▶ **Stored entries**
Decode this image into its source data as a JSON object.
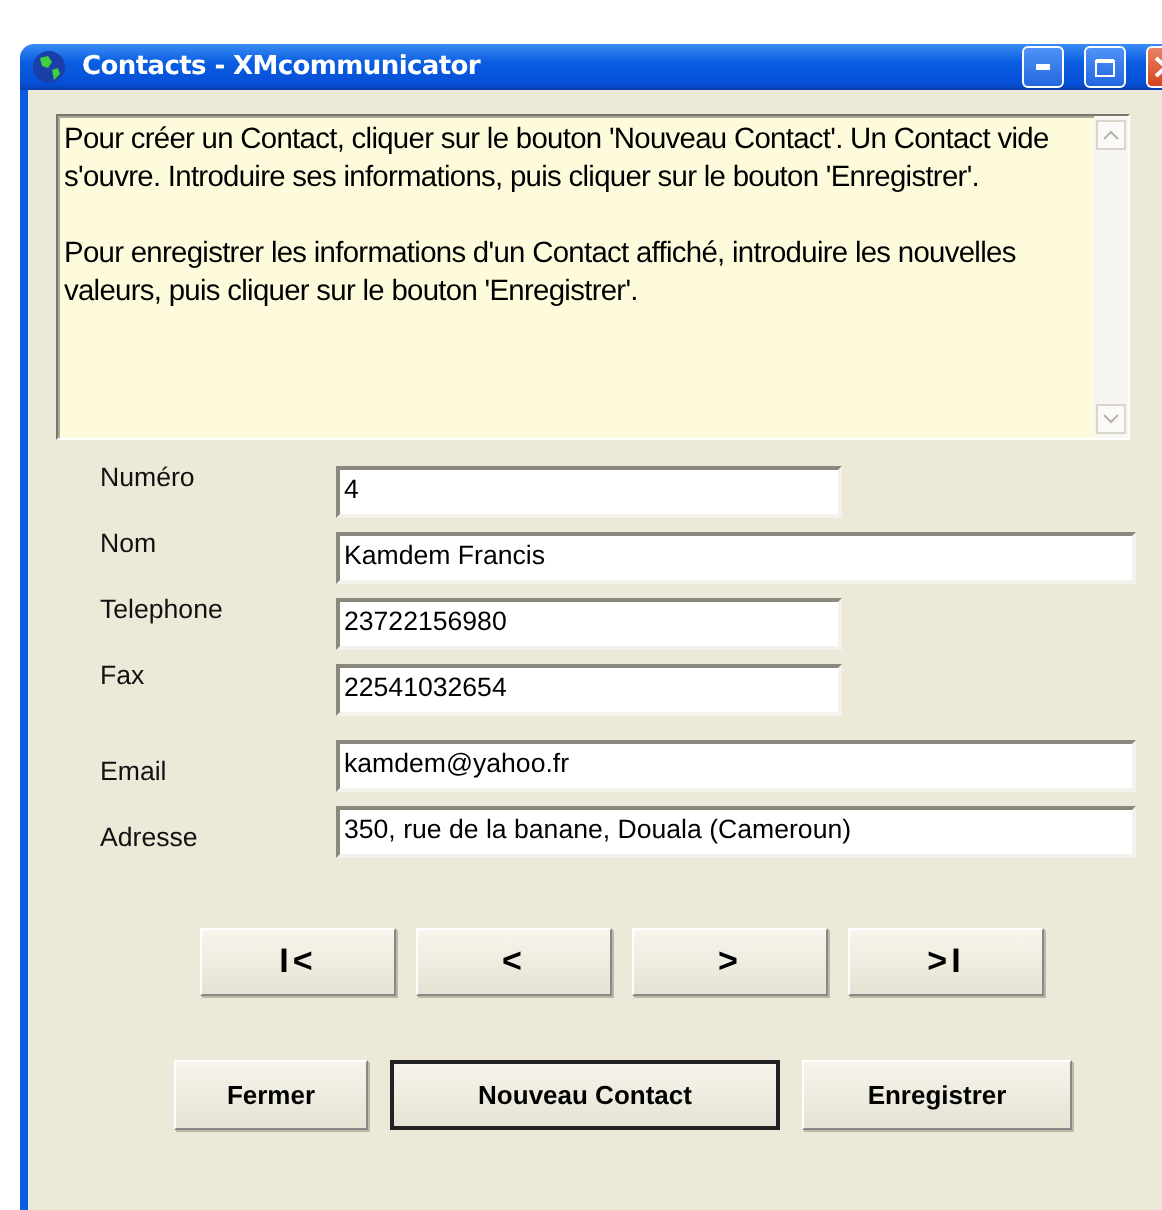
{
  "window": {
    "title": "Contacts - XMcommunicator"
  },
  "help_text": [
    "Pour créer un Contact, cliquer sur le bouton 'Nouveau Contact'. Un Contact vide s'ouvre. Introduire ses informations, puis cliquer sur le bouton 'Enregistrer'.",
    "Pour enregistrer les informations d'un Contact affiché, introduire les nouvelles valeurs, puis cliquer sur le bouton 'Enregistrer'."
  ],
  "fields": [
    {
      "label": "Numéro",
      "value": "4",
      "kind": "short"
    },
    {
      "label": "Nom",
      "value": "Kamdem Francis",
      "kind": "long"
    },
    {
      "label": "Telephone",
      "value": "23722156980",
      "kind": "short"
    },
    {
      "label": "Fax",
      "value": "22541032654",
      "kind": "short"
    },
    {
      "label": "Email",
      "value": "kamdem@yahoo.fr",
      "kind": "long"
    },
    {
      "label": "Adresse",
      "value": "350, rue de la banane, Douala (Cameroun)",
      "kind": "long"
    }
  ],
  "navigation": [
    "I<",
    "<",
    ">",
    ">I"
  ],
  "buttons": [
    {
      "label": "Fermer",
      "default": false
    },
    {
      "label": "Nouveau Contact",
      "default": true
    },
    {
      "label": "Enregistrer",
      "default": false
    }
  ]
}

▶ **Given request**
Report how many lines of the entries hold the word "informations". Nothing else is needed.

▶ **Written response**
2